Required task
Without the pictures, write out all the lines below exactly as they appear.

Entries supplied

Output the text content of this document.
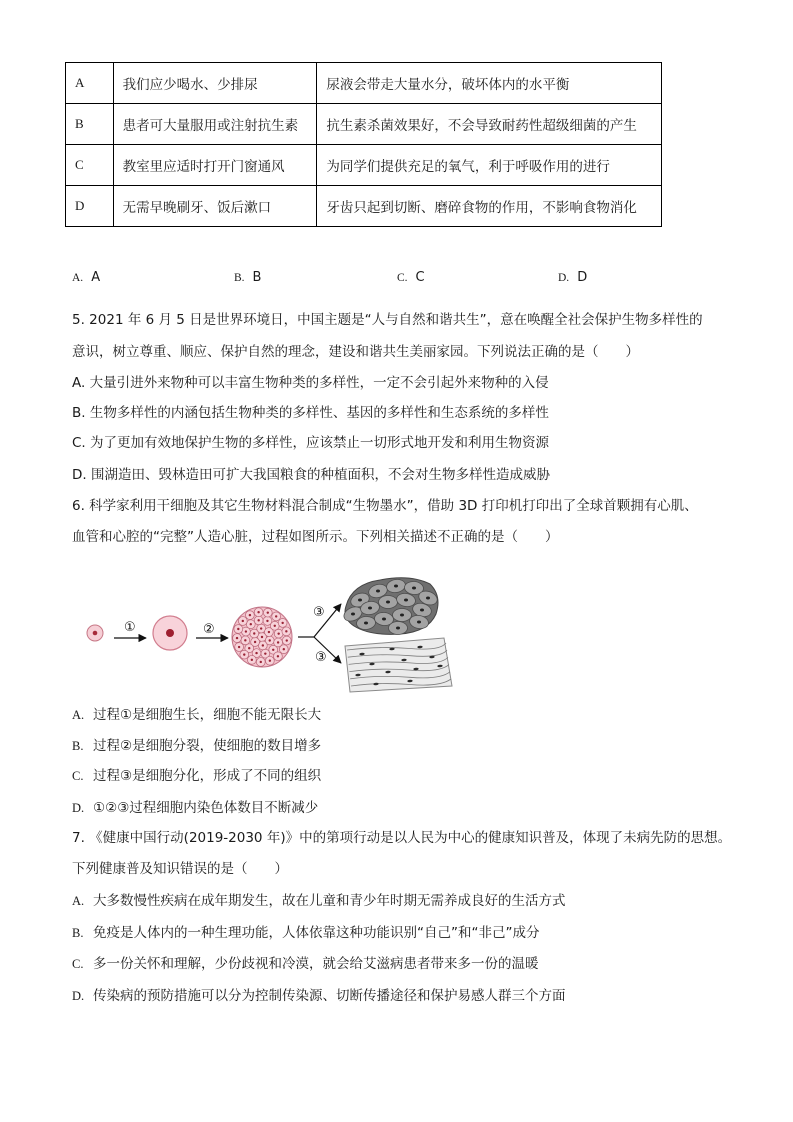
A	我们应少喝水、少排尿	尿液会带走大量水分，破坏体内的水平衡
B	患者可大量服用或注射抗生素	抗生素杀菌效果好，不会导致耐药性超级细菌的产生
C	教室里应适时打开门窗通风	为同学们提供充足的氧气，利于呼吸作用的进行
D	无需早晚刷牙、饭后漱口	牙齿只起到切断、磨碎食物的作用，不影响食物消化
A. A	B. B	C. C	D. D
5. 2021 年 6 月 5 日是世界环境日，中国主题是“人与自然和谐共生”，意在唤醒全社会保护生物多样性的
意识，树立尊重、顺应、保护自然的理念，建设和谐共生美丽家园。下列说法正确的是（　　）
A. 大量引进外来物种可以丰富生物种类的多样性，一定不会引起外来物种的入侵
B. 生物多样性的内涵包括生物种类的多样性、基因的多样性和生态系统的多样性
C. 为了更加有效地保护生物的多样性，应该禁止一切形式地开发和利用生物资源
D. 围湖造田、毁林造田可扩大我国粮食的种植面积，不会对生物多样性造成威胁
6. 科学家利用干细胞及其它生物材料混合制成“生物墨水”，借助 3D 打印机打印出了全球首颗拥有心肌、
血管和心腔的“完整”人造心脏，过程如图所示。下列相关描述不正确的是（　　）
①	②
③
③
A. 过程①是细胞生长，细胞不能无限长大
B. 过程②是细胞分裂，使细胞的数目增多
C. 过程③是细胞分化，形成了不同的组织
D. ①②③过程细胞内染色体数目不断减少
7. 《健康中国行动(2019-2030 年)》中的第项行动是以人民为中心的健康知识普及，体现了未病先防的思想。
下列健康普及知识错误的是（　　）
A. 大多数慢性疾病在成年期发生，故在儿童和青少年时期无需养成良好的生活方式
B. 免疫是人体内的一种生理功能，人体依靠这种功能识别“自己”和“非己”成分
C. 多一份关怀和理解，少份歧视和冷漠，就会给艾滋病患者带来多一份的温暖
D. 传染病的预防措施可以分为控制传染源、切断传播途径和保护易感人群三个方面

Reply to the exercise
Output the text content of this document.
A	我们应少喝水、少排尿	尿液会带走大量水分，破坏体内的水平衡
B	患者可大量服用或注射抗生素	抗生素杀菌效果好，不会导致耐药性超级细菌的产生
C	教室里应适时打开门窗通风	为同学们提供充足的氧气，利于呼吸作用的进行
D	无需早晚刷牙、饭后漱口	牙齿只起到切断、磨碎食物的作用，不影响食物消化
A. A	B. B	C. C	D. D
5. 2021 年 6 月 5 日是世界环境日，中国主题是“人与自然和谐共生”，意在唤醒全社会保护生物多样性的
意识，树立尊重、顺应、保护自然的理念，建设和谐共生美丽家园。下列说法正确的是（　　）
A. 大量引进外来物种可以丰富生物种类的多样性，一定不会引起外来物种的入侵
B. 生物多样性的内涵包括生物种类的多样性、基因的多样性和生态系统的多样性
C. 为了更加有效地保护生物的多样性，应该禁止一切形式地开发和利用生物资源
D. 围湖造田、毁林造田可扩大我国粮食的种植面积，不会对生物多样性造成威胁
6. 科学家利用干细胞及其它生物材料混合制成“生物墨水”，借助 3D 打印机打印出了全球首颗拥有心肌、
血管和心腔的“完整”人造心脏，过程如图所示。下列相关描述不正确的是（　　）
①	②
③
③
A. 过程①是细胞生长，细胞不能无限长大
B. 过程②是细胞分裂，使细胞的数目增多
C. 过程③是细胞分化，形成了不同的组织
D. ①②③过程细胞内染色体数目不断减少
7. 《健康中国行动(2019-2030 年)》中的第项行动是以人民为中心的健康知识普及，体现了未病先防的思想。
下列健康普及知识错误的是（　　）
A. 大多数慢性疾病在成年期发生，故在儿童和青少年时期无需养成良好的生活方式
B. 免疫是人体内的一种生理功能，人体依靠这种功能识别“自己”和“非己”成分
C. 多一份关怀和理解，少份歧视和冷漠，就会给艾滋病患者带来多一份的温暖
D. 传染病的预防措施可以分为控制传染源、切断传播途径和保护易感人群三个方面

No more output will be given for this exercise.